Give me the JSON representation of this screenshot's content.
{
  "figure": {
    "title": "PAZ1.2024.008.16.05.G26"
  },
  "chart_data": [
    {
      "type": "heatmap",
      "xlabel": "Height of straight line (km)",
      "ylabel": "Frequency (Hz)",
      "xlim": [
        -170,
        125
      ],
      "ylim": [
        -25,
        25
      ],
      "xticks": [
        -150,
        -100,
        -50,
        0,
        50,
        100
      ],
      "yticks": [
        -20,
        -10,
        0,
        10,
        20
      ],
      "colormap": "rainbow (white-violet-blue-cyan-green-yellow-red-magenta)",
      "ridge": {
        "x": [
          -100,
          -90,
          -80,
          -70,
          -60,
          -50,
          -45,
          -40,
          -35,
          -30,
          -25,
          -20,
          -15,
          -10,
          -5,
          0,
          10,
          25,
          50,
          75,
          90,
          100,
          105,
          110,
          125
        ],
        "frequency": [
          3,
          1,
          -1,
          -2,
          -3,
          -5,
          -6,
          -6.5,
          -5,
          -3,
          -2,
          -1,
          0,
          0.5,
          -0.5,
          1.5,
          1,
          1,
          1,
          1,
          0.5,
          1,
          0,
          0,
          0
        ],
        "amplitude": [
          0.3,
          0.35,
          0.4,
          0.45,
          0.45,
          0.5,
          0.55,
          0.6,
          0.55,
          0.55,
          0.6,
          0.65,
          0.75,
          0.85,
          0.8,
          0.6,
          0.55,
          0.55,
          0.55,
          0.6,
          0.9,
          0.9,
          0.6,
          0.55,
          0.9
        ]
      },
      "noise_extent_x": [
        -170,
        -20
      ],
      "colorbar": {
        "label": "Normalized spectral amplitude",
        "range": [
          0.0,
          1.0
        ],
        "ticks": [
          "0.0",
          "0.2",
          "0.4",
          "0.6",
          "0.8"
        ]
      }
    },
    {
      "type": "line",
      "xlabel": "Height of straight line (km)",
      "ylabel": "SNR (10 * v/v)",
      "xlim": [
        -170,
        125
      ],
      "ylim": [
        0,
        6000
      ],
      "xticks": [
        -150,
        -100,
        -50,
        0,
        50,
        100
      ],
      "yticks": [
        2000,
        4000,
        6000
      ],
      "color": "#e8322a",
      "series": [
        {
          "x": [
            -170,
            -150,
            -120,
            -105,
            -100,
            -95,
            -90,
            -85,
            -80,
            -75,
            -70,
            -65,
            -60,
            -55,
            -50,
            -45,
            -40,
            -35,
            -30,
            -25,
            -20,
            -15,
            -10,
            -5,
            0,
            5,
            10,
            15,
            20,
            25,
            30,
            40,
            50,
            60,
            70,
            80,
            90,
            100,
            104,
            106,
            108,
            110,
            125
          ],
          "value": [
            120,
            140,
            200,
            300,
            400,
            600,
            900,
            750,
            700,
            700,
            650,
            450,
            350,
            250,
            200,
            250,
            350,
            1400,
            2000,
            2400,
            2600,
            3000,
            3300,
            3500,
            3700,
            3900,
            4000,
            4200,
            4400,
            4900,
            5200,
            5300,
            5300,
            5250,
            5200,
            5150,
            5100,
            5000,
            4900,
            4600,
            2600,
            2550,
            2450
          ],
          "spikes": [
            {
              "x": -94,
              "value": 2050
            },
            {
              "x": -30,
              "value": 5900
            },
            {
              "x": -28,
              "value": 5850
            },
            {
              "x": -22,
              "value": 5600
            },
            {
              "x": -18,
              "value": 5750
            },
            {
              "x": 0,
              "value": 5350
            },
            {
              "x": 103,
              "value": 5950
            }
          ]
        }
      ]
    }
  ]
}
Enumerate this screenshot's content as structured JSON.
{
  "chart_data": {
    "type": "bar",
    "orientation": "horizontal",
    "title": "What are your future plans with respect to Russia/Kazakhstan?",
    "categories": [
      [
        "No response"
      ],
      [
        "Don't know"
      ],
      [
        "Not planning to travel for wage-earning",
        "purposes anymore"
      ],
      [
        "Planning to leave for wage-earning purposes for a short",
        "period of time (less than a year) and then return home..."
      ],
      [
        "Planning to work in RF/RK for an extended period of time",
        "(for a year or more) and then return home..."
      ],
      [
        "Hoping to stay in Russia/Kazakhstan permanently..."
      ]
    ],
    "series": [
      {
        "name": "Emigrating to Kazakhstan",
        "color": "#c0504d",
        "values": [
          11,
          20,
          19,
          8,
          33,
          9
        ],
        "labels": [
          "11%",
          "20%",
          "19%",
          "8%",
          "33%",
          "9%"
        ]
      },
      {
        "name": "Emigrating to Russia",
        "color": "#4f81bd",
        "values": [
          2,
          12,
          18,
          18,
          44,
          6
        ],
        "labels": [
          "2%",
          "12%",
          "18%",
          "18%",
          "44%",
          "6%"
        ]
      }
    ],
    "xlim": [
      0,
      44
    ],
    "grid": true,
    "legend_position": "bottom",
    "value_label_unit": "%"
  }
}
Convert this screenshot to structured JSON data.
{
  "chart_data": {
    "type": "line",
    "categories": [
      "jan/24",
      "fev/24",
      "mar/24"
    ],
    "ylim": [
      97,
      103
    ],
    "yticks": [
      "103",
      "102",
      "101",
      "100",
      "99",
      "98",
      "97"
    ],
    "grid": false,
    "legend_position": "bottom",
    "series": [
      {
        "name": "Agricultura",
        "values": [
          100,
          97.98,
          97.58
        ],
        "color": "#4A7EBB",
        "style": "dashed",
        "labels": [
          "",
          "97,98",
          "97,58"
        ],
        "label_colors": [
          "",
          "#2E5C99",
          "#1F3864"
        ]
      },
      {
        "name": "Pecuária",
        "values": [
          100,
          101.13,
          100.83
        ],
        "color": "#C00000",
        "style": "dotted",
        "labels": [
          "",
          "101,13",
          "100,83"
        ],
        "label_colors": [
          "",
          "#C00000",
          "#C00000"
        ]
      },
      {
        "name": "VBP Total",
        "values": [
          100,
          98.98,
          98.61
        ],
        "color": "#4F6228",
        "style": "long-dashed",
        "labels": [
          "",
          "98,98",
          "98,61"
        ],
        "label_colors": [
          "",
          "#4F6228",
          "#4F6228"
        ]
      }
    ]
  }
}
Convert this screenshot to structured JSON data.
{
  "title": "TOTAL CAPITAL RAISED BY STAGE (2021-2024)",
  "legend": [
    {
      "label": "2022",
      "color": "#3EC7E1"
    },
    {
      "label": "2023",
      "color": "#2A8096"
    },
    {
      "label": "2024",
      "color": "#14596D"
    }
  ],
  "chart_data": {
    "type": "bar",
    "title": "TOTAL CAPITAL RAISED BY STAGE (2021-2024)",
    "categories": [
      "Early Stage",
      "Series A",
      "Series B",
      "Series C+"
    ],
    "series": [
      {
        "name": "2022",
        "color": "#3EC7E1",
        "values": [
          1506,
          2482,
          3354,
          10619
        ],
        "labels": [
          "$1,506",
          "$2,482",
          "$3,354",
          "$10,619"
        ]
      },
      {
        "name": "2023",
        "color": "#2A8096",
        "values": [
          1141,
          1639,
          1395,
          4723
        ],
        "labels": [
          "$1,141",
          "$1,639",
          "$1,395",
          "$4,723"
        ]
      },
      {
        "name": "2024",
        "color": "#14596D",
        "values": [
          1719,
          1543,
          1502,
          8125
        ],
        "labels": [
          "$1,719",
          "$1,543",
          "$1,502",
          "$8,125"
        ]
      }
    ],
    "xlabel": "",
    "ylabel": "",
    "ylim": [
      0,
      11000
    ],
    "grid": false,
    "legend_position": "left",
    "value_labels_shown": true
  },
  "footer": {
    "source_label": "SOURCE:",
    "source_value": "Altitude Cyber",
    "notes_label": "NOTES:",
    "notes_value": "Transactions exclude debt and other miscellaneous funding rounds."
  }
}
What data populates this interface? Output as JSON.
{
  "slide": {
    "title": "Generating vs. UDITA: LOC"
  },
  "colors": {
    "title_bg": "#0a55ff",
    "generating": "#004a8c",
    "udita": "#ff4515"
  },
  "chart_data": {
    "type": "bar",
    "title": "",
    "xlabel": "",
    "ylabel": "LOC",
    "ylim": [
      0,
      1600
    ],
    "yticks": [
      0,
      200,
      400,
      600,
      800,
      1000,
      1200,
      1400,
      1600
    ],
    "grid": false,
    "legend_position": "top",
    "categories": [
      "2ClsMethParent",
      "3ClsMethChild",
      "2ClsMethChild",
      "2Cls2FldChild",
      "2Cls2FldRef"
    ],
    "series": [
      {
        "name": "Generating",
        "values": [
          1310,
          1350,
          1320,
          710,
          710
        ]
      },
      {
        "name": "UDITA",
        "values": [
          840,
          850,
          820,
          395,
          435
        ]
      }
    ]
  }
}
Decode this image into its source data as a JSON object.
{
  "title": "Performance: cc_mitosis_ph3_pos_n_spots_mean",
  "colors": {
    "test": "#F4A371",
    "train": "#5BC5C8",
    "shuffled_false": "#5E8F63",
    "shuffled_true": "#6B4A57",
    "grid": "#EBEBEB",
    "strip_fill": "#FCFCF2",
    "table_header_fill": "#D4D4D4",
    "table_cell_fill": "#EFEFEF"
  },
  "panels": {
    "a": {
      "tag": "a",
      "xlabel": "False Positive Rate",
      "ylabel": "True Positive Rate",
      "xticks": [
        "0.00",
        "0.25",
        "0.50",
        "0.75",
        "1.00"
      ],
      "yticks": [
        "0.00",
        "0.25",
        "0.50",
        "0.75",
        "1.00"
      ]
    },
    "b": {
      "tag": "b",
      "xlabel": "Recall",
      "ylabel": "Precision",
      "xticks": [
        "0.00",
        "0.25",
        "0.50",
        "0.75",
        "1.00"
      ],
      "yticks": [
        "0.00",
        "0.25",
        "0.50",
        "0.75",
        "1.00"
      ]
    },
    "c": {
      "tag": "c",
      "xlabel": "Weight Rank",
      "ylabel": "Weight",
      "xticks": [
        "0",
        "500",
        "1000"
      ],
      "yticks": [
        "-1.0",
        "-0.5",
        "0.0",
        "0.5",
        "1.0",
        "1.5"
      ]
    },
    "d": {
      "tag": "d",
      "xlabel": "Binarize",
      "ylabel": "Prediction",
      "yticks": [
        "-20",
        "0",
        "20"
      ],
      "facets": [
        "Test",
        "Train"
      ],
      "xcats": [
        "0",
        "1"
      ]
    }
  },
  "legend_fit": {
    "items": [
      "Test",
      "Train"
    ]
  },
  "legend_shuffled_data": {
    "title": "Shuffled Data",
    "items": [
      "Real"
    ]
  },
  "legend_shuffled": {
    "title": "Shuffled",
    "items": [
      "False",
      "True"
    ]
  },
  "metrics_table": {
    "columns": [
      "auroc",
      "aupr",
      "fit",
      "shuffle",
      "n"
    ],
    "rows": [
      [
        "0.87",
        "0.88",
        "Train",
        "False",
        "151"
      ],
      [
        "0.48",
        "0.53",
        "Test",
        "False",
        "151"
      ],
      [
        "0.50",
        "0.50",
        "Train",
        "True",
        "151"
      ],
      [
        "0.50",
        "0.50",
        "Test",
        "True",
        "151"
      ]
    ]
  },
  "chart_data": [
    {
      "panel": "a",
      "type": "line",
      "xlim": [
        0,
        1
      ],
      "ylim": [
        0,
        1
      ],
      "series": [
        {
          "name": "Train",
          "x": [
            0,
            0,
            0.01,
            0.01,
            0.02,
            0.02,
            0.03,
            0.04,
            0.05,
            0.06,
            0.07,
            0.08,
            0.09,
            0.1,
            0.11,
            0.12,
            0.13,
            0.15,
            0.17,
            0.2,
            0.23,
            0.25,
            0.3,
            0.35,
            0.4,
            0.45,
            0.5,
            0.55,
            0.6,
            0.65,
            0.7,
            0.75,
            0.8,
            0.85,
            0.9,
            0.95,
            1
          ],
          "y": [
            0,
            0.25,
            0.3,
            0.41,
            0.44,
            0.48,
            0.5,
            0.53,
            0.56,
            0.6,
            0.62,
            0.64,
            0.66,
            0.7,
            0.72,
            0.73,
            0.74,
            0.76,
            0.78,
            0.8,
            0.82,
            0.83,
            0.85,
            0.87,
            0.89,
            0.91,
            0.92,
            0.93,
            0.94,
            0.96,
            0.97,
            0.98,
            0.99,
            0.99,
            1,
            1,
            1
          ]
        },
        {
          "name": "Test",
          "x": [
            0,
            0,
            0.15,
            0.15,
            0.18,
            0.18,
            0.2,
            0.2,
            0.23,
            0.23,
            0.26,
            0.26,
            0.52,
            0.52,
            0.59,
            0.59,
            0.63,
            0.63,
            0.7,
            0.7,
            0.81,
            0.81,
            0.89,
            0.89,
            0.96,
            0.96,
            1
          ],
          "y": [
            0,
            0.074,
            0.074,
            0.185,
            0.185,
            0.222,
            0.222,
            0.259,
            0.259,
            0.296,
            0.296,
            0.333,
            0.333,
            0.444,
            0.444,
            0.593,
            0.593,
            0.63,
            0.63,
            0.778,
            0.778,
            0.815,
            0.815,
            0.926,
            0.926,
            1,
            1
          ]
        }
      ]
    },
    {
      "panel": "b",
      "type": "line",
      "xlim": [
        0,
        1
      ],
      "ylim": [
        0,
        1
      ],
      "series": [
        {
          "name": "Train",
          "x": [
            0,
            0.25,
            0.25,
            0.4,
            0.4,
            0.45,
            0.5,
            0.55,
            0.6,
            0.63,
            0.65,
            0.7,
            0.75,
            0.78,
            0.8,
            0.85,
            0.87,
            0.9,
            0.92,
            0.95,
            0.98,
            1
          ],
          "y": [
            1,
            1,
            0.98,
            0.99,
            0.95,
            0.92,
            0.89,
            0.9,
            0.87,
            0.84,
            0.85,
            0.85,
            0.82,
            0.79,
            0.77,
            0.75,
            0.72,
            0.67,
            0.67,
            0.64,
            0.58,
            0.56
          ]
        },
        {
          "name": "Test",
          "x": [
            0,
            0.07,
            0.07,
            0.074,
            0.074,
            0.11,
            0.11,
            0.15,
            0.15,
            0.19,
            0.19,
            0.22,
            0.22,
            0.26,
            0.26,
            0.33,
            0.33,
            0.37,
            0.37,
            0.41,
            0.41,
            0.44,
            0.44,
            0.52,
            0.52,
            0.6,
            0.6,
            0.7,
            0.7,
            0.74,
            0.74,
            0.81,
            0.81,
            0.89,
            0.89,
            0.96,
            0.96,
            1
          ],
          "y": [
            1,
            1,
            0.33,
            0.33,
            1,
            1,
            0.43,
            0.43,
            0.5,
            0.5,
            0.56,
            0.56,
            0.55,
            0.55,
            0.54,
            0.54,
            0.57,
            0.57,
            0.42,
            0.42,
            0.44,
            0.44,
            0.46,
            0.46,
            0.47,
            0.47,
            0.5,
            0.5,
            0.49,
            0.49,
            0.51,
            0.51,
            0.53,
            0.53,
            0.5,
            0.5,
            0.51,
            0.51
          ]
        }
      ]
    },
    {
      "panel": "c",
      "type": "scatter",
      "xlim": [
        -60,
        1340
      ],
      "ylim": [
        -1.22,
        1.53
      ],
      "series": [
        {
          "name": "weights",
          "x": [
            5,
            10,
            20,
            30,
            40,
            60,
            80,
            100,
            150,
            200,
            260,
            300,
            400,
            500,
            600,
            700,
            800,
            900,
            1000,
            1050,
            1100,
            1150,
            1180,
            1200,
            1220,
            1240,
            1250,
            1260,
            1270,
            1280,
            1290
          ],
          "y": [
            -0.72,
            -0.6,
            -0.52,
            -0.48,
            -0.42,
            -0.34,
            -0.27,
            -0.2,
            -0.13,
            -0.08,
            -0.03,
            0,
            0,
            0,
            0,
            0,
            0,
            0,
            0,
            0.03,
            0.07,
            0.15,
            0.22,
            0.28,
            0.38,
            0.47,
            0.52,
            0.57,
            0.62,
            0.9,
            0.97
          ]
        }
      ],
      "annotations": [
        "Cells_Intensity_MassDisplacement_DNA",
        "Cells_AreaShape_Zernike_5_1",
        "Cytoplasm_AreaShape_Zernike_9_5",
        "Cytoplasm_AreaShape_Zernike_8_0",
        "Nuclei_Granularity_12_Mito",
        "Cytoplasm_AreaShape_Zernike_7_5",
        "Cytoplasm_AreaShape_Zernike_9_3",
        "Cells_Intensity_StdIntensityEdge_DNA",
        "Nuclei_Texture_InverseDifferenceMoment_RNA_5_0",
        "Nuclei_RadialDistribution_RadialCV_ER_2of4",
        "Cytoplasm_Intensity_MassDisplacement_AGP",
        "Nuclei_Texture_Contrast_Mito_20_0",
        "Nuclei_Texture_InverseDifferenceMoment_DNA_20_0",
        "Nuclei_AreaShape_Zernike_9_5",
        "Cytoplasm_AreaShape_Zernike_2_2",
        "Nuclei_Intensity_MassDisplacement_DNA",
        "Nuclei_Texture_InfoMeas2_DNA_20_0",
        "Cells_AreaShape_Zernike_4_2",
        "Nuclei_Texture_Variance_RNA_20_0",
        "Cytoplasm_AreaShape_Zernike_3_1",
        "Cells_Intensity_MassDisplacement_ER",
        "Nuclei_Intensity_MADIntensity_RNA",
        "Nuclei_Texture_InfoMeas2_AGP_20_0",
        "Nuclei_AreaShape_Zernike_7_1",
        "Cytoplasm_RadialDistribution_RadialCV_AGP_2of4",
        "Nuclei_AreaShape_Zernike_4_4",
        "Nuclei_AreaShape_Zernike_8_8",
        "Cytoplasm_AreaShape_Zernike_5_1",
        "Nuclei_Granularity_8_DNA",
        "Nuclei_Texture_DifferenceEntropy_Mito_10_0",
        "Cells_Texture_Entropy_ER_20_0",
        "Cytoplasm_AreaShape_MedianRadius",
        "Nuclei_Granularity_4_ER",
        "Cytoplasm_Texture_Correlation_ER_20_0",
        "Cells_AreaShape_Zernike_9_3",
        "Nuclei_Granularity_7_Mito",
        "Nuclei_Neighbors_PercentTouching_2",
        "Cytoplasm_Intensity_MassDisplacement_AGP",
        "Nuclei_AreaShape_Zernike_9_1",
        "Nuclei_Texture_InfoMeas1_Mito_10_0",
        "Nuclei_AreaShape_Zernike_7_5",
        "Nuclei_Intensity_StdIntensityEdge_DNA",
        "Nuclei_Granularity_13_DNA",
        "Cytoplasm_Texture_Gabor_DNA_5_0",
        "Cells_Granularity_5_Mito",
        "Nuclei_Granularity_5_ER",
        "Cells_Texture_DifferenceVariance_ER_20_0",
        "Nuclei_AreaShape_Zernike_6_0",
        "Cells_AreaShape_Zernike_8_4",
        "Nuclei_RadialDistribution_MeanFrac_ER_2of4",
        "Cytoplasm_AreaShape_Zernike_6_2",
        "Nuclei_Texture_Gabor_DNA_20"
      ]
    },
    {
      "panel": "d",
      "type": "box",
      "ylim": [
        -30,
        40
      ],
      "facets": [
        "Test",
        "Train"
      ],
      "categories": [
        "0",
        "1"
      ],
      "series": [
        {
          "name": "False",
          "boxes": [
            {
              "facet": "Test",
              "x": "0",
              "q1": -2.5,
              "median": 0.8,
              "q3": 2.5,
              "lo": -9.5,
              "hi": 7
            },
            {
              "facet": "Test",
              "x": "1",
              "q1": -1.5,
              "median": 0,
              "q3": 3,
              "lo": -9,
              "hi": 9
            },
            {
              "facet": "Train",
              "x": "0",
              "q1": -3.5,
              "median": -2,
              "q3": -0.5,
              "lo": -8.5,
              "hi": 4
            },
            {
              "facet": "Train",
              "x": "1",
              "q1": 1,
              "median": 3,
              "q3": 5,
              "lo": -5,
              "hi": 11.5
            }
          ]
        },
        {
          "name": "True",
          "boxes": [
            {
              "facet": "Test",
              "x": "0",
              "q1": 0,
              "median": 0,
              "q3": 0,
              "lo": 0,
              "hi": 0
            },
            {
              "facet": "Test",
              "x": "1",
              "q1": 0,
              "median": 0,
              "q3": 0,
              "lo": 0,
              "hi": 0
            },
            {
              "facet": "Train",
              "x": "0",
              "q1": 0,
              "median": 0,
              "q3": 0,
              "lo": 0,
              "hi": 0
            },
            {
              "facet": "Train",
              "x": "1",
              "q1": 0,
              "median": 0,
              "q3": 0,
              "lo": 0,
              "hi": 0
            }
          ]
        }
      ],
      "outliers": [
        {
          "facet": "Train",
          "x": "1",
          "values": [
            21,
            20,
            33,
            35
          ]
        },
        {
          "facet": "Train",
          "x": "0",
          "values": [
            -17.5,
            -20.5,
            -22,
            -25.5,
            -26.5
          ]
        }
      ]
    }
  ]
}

####

-- Aim of the task --
Which lines include the word "ylabel"? Copy every one of them.

-- Answer to this problem --
      "ylabel": "Frequency (Hz)",
      "ylabel": "SNR (10 * v/v)",
    "ylabel": "",
    "ylabel": "LOC",
      "ylabel": "True Positive Rate",
      "ylabel": "Precision",
      "ylabel": "Weight",
      "ylabel": "Prediction",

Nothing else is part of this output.